-- begin --

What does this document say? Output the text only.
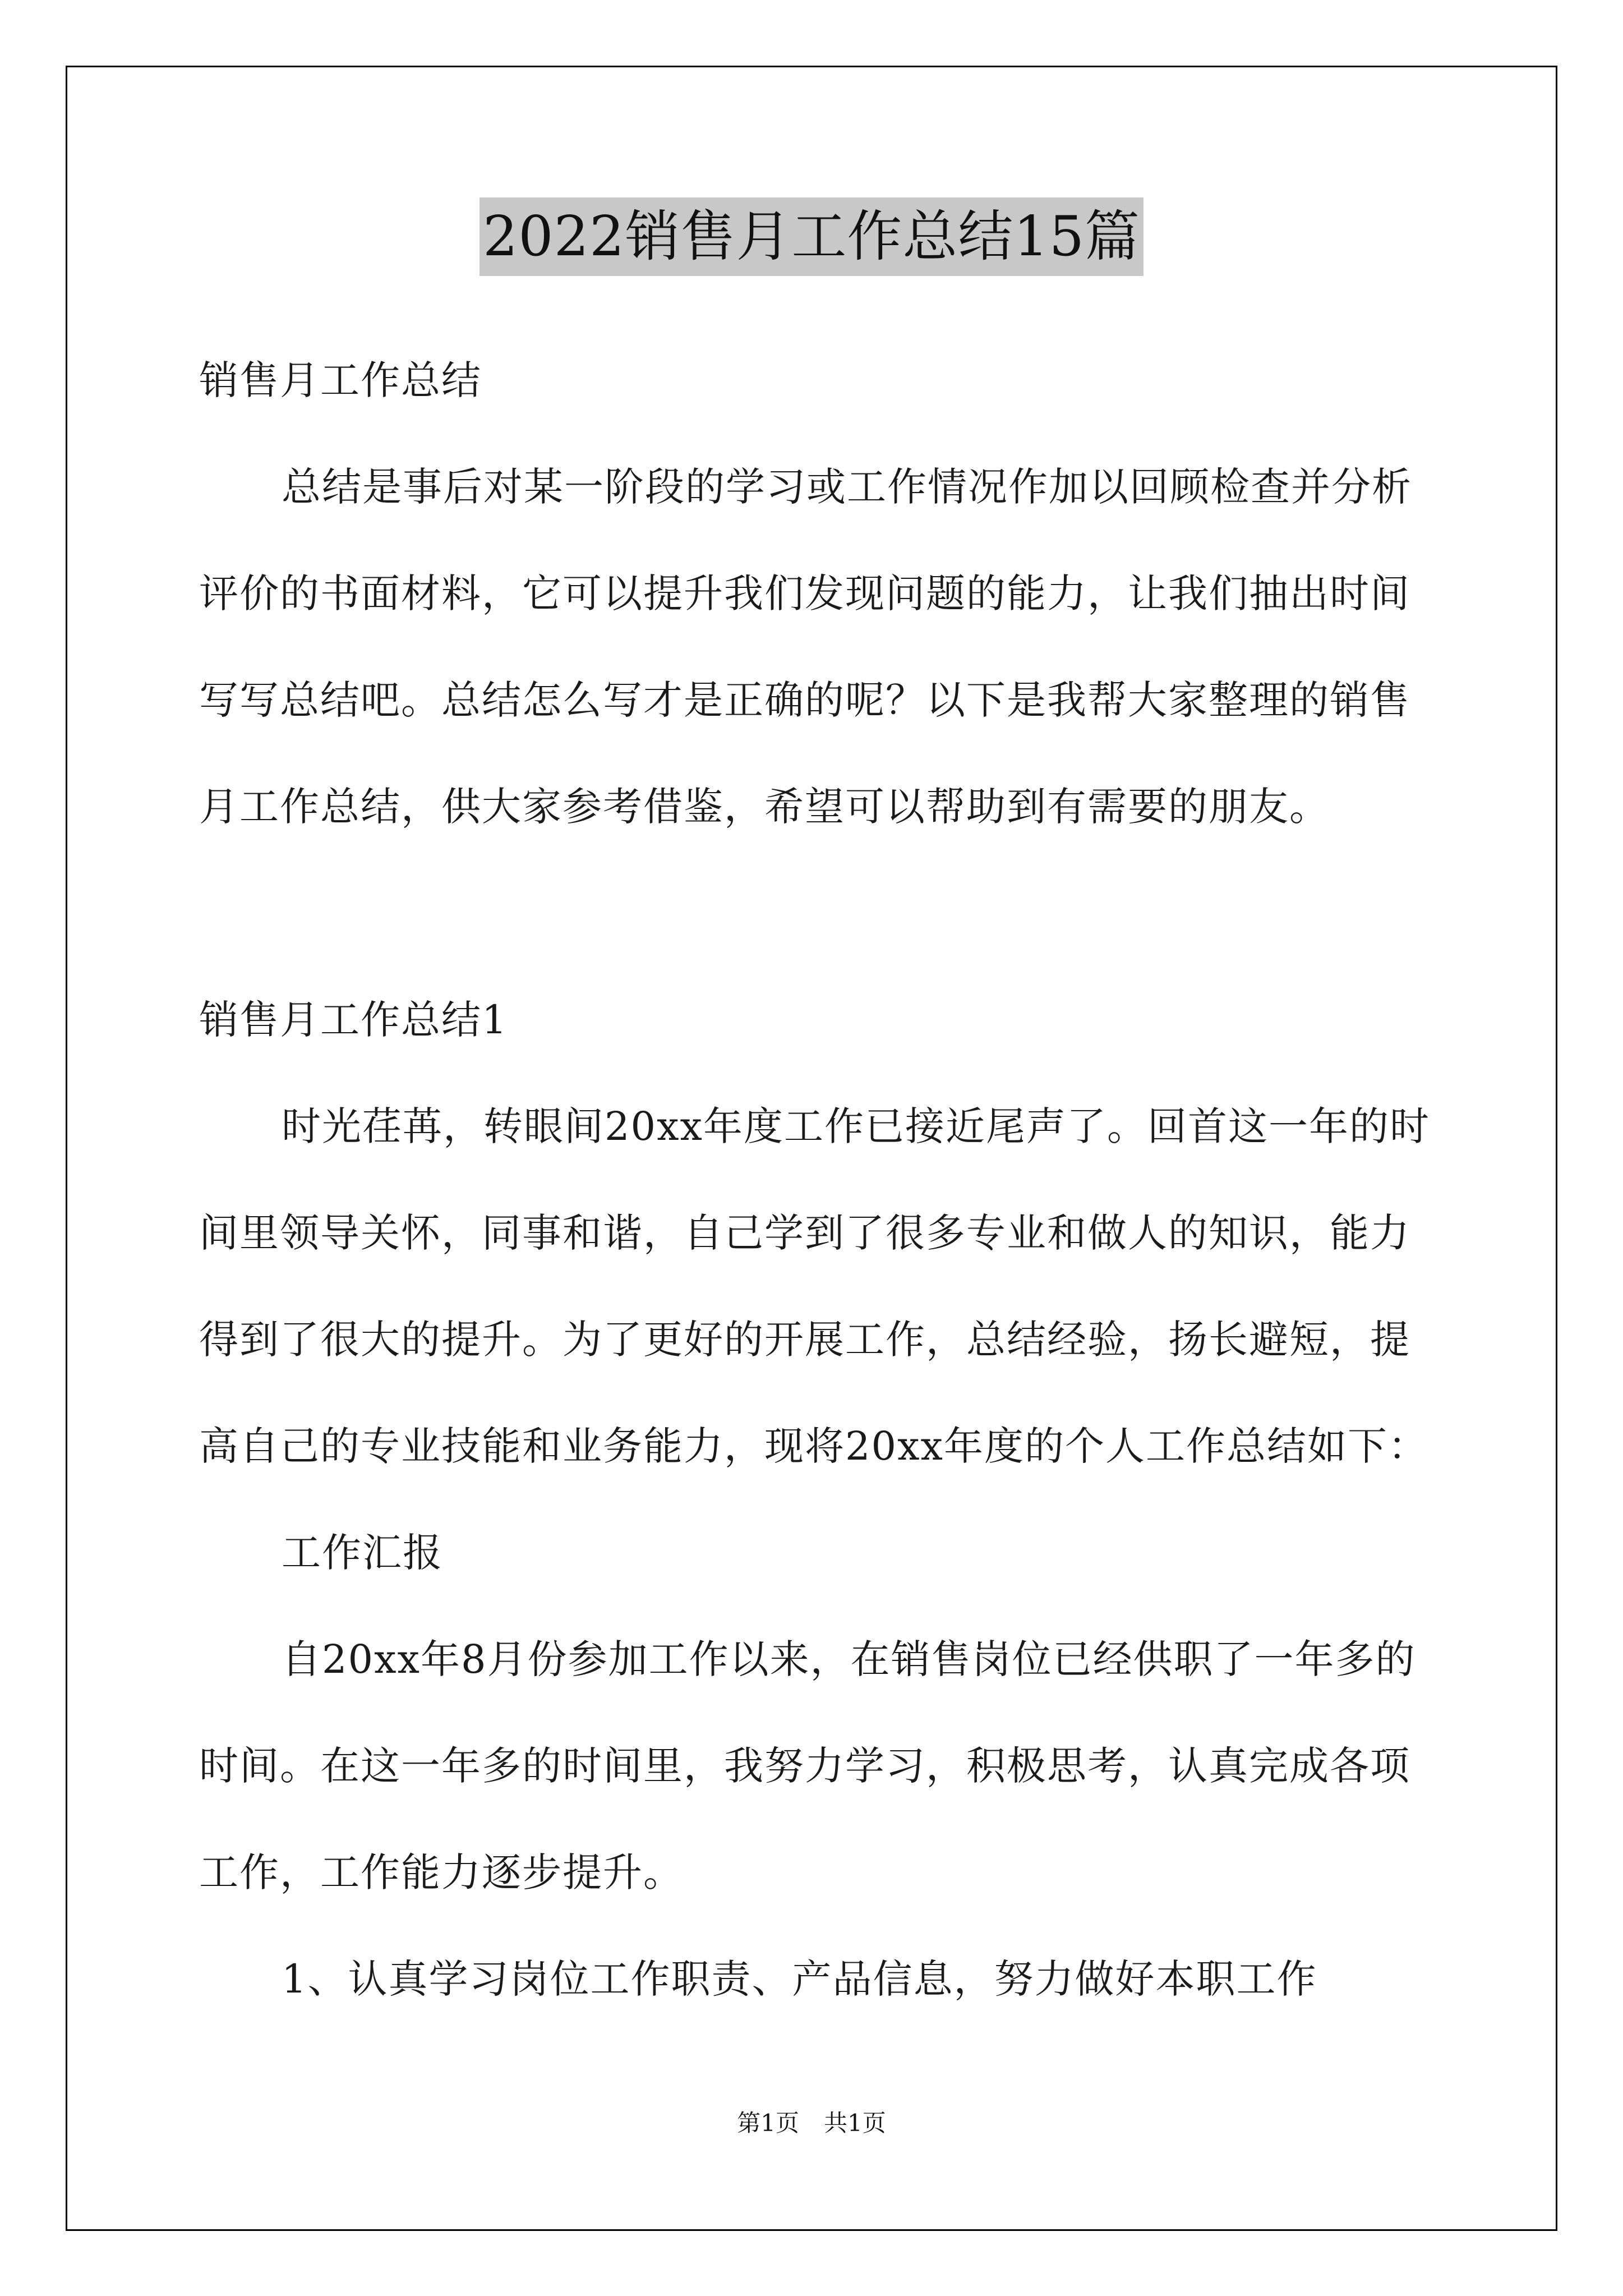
2022销售月工作总结15篇
销售月工作总结
总结是事后对某一阶段的学习或工作情况作加以回顾检查并分析
评价的书面材料，它可以提升我们发现问题的能力，让我们抽出时间
写写总结吧。总结怎么写才是正确的呢？以下是我帮大家整理的销售
月工作总结，供大家参考借鉴，希望可以帮助到有需要的朋友。
销售月工作总结1
时光荏苒，转眼间20xx年度工作已接近尾声了。回首这一年的时
间里领导关怀，同事和谐，自己学到了很多专业和做人的知识，能力
得到了很大的提升。为了更好的开展工作，总结经验，扬长避短，提
高自己的专业技能和业务能力，现将20xx年度的个人工作总结如下：
工作汇报
自20xx年8月份参加工作以来，在销售岗位已经供职了一年多的
时间。在这一年多的时间里，我努力学习，积极思考，认真完成各项
工作，工作能力逐步提升。
1、认真学习岗位工作职责、产品信息，努力做好本职工作
第1页 共1页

-- end --

EXERCISE AIM: Transcribe all the data word for word; the images stay out.

RESPONSE TO THIS TASK:
What does this document say? Output the text only.
2022销售月工作总结15篇
销售月工作总结
总结是事后对某一阶段的学习或工作情况作加以回顾检查并分析
评价的书面材料，它可以提升我们发现问题的能力，让我们抽出时间
写写总结吧。总结怎么写才是正确的呢？以下是我帮大家整理的销售
月工作总结，供大家参考借鉴，希望可以帮助到有需要的朋友。
销售月工作总结1
时光荏苒，转眼间20xx年度工作已接近尾声了。回首这一年的时
间里领导关怀，同事和谐，自己学到了很多专业和做人的知识，能力
得到了很大的提升。为了更好的开展工作，总结经验，扬长避短，提
高自己的专业技能和业务能力，现将20xx年度的个人工作总结如下：
工作汇报
自20xx年8月份参加工作以来，在销售岗位已经供职了一年多的
时间。在这一年多的时间里，我努力学习，积极思考，认真完成各项
工作，工作能力逐步提升。
1、认真学习岗位工作职责、产品信息，努力做好本职工作
第1页 共1页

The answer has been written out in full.